SELECTION.
Simulated rainfall was applied to experimental treatments using techniques similar to those described by Zemenchik et al. (1996). A portable, multiple intensity rainfall simulator (Meyer and Harmon, 1979) equipped with a Veejet 80150 nozzle (Spraying Systems, Wheaton, IL) located 3 m above the soil surface delivered an application rate of 75 mm h-1 with a corresponding energy of 0.278 MJ ha-1 mm-1. This rainfall intensity has an approximate recurrence interval of
50 yr (Huff and Angel, 1992). Steel plot frames (91-cm length x 91-cm width x 30-cm height) were set in the soil to a 15-cm depth in a representative area of each plot before simulated rain was applied. Runoff was collected at the downslope side of the plot frame and continuously removed using a 0.02-MPa vacuum (Dixon and Peterson, 1968) and placed in a holding tank.
Runoff samples were collected and total runoff volumes were recorded 30 min after runoff initiation and 60 min after the start of rainfall. Since time to runoff initiation was not significantly affected by treatments and treatment effects were similar at both times, only 30-min data are presented in this paper. After mixing to resuspend sediment, subsamples of the runoff were obtained for sediment, DRP, BAP, and TP determinations. The subsample for DRP determination was filtered (0.45-µm pore diam.) immediately in the field. Unfiltered runoff samples were analyzed for TP using the ammonium persulfate and sulfuric acid digestion method (USEPA, 1993) and BAP using the iron-oxide strip method (Sharpley, 1993). Analysis for DRP was performed according to the ascorbic acid method (Murphy and Riley, 1962). Samples were frozen until analyses were performed.

INSTRUCTIONS FOR THE TASK. Pick up the text on the simulated rainfall runoff procedure where it stops and extend it. The data listing after this text plays no part in the work.

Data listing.
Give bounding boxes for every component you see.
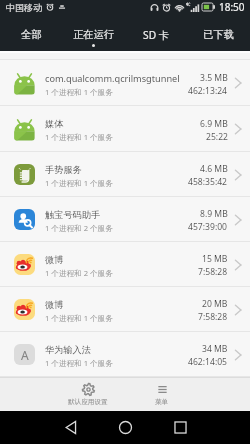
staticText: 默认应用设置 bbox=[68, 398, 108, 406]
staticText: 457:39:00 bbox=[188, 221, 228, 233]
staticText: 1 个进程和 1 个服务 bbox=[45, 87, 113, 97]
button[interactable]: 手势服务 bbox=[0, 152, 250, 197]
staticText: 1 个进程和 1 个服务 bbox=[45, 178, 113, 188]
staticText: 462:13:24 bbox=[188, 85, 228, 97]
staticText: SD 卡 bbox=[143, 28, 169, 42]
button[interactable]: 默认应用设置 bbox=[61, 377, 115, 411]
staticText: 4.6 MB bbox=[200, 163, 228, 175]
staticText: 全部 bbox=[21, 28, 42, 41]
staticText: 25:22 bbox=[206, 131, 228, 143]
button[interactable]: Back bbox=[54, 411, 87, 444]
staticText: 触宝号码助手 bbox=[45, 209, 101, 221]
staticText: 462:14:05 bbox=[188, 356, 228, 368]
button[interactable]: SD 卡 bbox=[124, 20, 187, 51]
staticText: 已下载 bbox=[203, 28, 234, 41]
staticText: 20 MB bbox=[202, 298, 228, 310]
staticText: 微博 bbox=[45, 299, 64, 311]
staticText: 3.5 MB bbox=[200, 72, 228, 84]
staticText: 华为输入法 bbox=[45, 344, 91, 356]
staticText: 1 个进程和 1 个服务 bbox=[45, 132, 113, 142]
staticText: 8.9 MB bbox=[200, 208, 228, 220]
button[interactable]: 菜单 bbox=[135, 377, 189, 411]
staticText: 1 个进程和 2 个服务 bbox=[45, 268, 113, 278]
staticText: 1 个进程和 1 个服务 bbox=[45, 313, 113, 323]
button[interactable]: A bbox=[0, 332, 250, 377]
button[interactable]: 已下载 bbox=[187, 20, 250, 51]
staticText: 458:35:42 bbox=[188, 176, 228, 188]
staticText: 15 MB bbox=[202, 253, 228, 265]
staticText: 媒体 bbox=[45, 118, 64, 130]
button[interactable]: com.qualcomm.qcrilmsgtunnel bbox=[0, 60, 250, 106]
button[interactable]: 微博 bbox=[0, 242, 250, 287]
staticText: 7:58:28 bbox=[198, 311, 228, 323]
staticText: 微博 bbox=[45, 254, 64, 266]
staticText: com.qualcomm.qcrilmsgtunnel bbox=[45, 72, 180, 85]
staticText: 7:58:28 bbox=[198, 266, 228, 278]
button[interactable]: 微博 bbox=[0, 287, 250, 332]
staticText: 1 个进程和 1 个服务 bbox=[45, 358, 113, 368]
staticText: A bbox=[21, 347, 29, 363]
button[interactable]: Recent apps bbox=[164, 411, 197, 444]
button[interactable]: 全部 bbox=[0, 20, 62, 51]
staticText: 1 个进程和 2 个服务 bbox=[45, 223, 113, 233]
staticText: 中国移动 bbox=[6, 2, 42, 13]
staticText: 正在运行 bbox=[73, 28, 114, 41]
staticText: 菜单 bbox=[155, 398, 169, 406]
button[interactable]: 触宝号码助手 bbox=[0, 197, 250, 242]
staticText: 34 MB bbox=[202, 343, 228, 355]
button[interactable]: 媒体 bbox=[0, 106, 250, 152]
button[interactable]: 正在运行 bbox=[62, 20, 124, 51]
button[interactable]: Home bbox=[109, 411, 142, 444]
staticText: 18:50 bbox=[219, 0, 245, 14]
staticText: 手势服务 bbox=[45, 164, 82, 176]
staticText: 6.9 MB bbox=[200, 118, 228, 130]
==
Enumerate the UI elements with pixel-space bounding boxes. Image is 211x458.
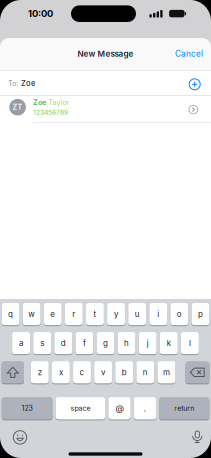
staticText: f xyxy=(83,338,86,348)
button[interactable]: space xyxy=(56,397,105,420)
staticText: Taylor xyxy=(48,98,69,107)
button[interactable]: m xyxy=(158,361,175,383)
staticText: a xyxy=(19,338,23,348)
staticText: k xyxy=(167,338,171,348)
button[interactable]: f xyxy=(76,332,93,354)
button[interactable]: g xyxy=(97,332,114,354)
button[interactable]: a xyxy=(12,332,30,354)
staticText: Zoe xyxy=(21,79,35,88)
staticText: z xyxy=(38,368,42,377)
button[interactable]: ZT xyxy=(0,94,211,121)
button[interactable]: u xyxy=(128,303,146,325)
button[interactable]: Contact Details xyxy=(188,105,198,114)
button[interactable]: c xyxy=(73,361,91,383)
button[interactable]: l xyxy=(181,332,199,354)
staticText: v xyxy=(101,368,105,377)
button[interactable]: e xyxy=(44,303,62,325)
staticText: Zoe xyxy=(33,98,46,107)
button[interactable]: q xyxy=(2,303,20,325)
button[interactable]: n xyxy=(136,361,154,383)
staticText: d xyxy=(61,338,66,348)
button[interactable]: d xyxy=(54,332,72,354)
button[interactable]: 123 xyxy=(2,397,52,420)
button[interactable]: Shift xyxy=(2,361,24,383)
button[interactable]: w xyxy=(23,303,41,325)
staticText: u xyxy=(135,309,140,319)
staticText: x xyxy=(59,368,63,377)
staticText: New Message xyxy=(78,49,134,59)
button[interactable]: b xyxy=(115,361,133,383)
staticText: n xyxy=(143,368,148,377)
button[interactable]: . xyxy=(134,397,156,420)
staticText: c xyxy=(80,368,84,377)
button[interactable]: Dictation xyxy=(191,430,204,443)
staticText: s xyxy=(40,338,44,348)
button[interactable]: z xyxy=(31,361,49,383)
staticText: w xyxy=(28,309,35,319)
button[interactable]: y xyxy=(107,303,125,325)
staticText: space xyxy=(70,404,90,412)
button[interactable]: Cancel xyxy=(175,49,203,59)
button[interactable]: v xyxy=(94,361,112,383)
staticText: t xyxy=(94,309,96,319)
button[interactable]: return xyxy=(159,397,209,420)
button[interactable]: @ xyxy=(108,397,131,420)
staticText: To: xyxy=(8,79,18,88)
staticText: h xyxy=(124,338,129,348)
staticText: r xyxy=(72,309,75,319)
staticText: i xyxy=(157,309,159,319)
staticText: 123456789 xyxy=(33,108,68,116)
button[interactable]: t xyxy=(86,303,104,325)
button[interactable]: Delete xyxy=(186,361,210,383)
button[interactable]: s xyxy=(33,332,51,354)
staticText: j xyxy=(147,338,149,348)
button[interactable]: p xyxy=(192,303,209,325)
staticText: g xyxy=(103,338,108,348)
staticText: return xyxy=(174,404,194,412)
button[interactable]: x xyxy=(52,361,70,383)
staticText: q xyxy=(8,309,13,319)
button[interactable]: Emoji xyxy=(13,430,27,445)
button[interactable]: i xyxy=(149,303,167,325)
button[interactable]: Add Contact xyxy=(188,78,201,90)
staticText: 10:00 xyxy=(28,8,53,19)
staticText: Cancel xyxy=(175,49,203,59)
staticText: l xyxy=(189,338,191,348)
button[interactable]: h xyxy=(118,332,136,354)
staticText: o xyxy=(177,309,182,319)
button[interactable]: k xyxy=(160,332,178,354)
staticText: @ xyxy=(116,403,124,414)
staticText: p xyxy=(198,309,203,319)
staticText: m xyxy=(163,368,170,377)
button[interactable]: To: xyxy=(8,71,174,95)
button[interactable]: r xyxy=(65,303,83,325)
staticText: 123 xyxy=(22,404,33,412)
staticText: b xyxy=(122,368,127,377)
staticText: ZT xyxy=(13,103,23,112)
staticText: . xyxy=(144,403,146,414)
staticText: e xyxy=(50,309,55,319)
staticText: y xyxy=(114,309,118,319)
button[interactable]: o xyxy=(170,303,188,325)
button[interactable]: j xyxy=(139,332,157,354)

EXERCISE OUTPUT.
Natural runoff collectors (D. Côté, 1999, personal communication) were installed in all replications of the control, LPD-56, and HPD-56 treatments in early November 1999. These circular collectors consisted of aluminum edging (224-cm circumference x 10-cm high) inserted 5 cm into the soil, creating an internal area of 3971 cm2. Polyethylene funnels (12.7-cm diam.) were placed inside a 12.7-cm diam. x 30-cm long PVC pipe that was installed flush with the soil surface at the downslope side of the plot frame, and the soil inside the pipe was removed. Fiberglass screening (2 mm) was placed inside each funnel to prevent clogging. The funnels and screening were attached with silicone caulk. Polyethylene tubing (2.5-cm diam.) connected the base of the funnel to a 19-L polyethylene bucket installed in a 90-cm deep excavation, located
60 cm downslope from the plot frames. A plastic cover was placed
4 cm above the funnels and drained outside the plot frame to prevent rainfall from falling directly into the funnels. Runoff was collected from the buckets within 2 d of each runoff event, total volumes were recorded, and a subsample was filtered through a 0.45-µm filter and analyzed for DRP.
Corn was planted at a density of 72 000 plants ha-1 on all plots following the June rainfall simulation in 1999 and in May 2000. Nitrogen fertilizer (as NH4NO3) was surface applied to all treatments at a rate of 180 kg N ha-1 immediately following planting. Glyphosate [N-(phosphonomethyl)glycine] was used to control weeds. All plants within each plot frame were cut near the base at physiological maturity and weighed, chopped, and subsampled to determine plant dry matter yield in 1999. Phosphorus uptake was calculated by multiplying the individual whole plant P concentration (Schulte et al., 1987) by the corresponding dry matter yield.
An analysis of variance was performed for treatment effects on antecedent soil moisture, surface residue cover, runoff amount, sediment, DRP, BAP, and TP concentrations and loads in runoff, distilled water extraction, Mehlich III, Bray-Kurtz P-1, ammonium oxalate P, P saturation, and silage yield, P concentration, and P uptake using PROC ANOVA (SAS Institute, 1992). Significant differences among treatment means were evaluated using a protected least significant difference (LSD) test at the 0.05 probability level.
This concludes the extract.